EXERCISE OBJECTIVE | Scan the entries below for the word "title". Copy each line that has it.

Excerpt from a dataset
========

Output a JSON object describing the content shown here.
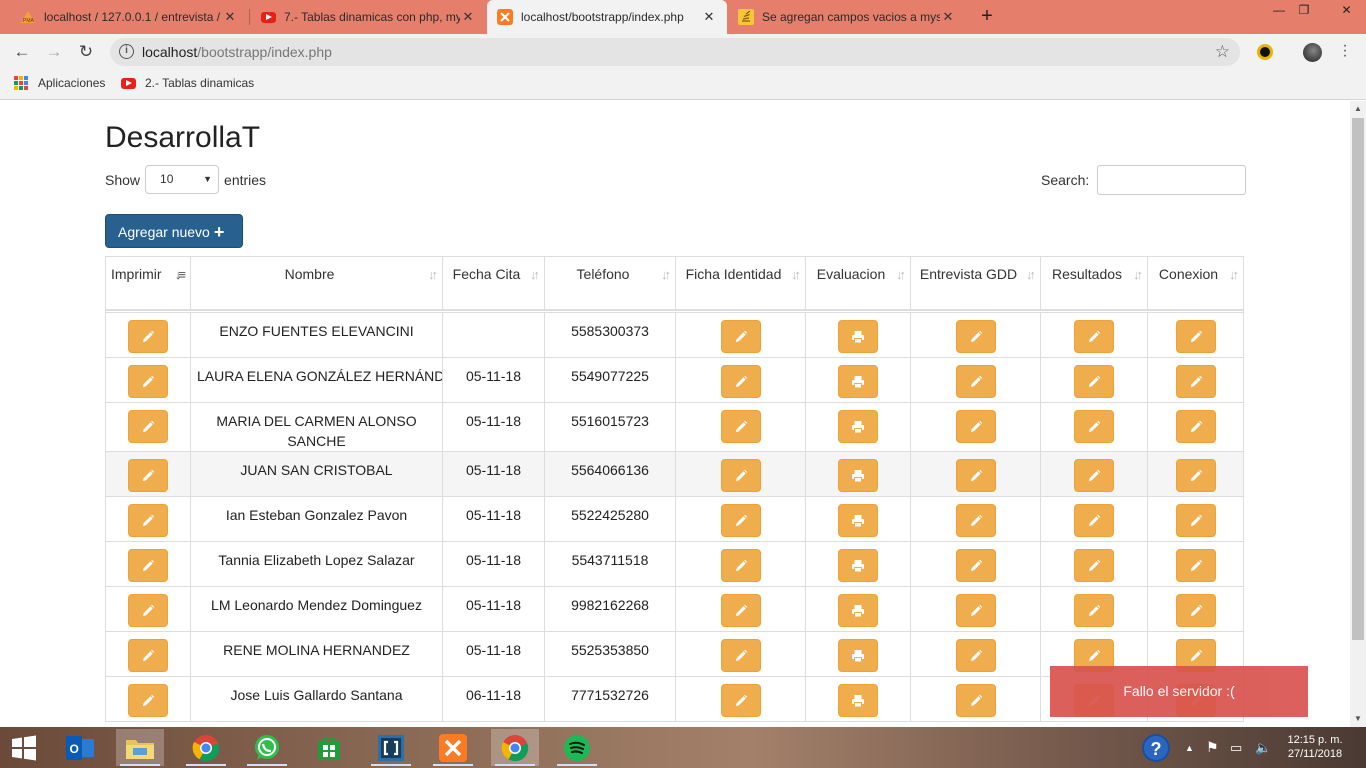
{
  "browser": {
    "tabs": [
      {
        "title": "localhost / 127.0.0.1 / entrevista /",
        "icon": "phpmyadmin-icon",
        "active": false
      },
      {
        "title": "7.- Tablas dinamicas con php, my",
        "icon": "youtube-icon",
        "active": false
      },
      {
        "title": "localhost/bootstrapp/index.php",
        "icon": "xampp-icon",
        "active": true
      },
      {
        "title": "Se agregan campos vacios a mys",
        "icon": "stackoverflow-icon",
        "active": false
      }
    ],
    "url_host": "localhost",
    "url_path": "/bootstrapp/index.php",
    "bookmarks": [
      {
        "label": "Aplicaciones",
        "icon": "apps-grid-icon"
      },
      {
        "label": "2.- Tablas dinamicas",
        "icon": "youtube-icon"
      }
    ]
  },
  "page": {
    "title": "DesarrollaT",
    "show_label": "Show",
    "entries_value": "10",
    "entries_label": "entries",
    "search_label": "Search:",
    "add_button_label": "Agregar nuevo"
  },
  "table": {
    "columns": [
      "Imprimir",
      "Nombre",
      "Fecha Cita",
      "Teléfono",
      "Ficha Identidad",
      "Evaluacion",
      "Entrevista GDD",
      "Resultados",
      "Conexion"
    ],
    "rows": [
      {
        "nombre": "ENZO FUENTES ELEVANCINI",
        "fecha": "",
        "telefono": "5585300373"
      },
      {
        "nombre": "LAURA ELENA GONZÁLEZ HERNÁND",
        "fecha": "05-11-18",
        "telefono": "5549077225"
      },
      {
        "nombre": "MARIA DEL CARMEN ALONSO SANCHE",
        "fecha": "05-11-18",
        "telefono": "5516015723"
      },
      {
        "nombre": "JUAN SAN CRISTOBAL",
        "fecha": "05-11-18",
        "telefono": "5564066136"
      },
      {
        "nombre": "Ian Esteban Gonzalez Pavon",
        "fecha": "05-11-18",
        "telefono": "5522425280"
      },
      {
        "nombre": "Tannia Elizabeth Lopez Salazar",
        "fecha": "05-11-18",
        "telefono": "5543711518"
      },
      {
        "nombre": "LM Leonardo Mendez Dominguez",
        "fecha": "05-11-18",
        "telefono": "9982162268"
      },
      {
        "nombre": "RENE MOLINA HERNANDEZ",
        "fecha": "05-11-18",
        "telefono": "5525353850"
      },
      {
        "nombre": "Jose Luis Gallardo Santana",
        "fecha": "06-11-18",
        "telefono": "7771532726"
      }
    ]
  },
  "toast": {
    "message": "Fallo el servidor :("
  },
  "taskbar": {
    "apps": [
      "outlook-icon",
      "file-explorer-icon",
      "chrome-icon",
      "whatsapp-icon",
      "store-icon",
      "brackets-icon",
      "xampp-icon",
      "chrome-icon",
      "spotify-icon"
    ],
    "time": "12:15 p. m.",
    "date": "27/11/2018"
  },
  "colors": {
    "tabstrip": "#e57f6b",
    "primary_button": "#286090",
    "warning_button": "#f0ad4e",
    "toast": "#d9534f"
  }
}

========

WRITTEN REPLY |
        "title": "localhost / 127.0.0.1 / entrevista /",
        "title": "7.- Tablas dinamicas con php, my",
        "title": "localhost/bootstrapp/index.php",
        "title": "Se agregan campos vacios a mys",
    "title": "DesarrollaT",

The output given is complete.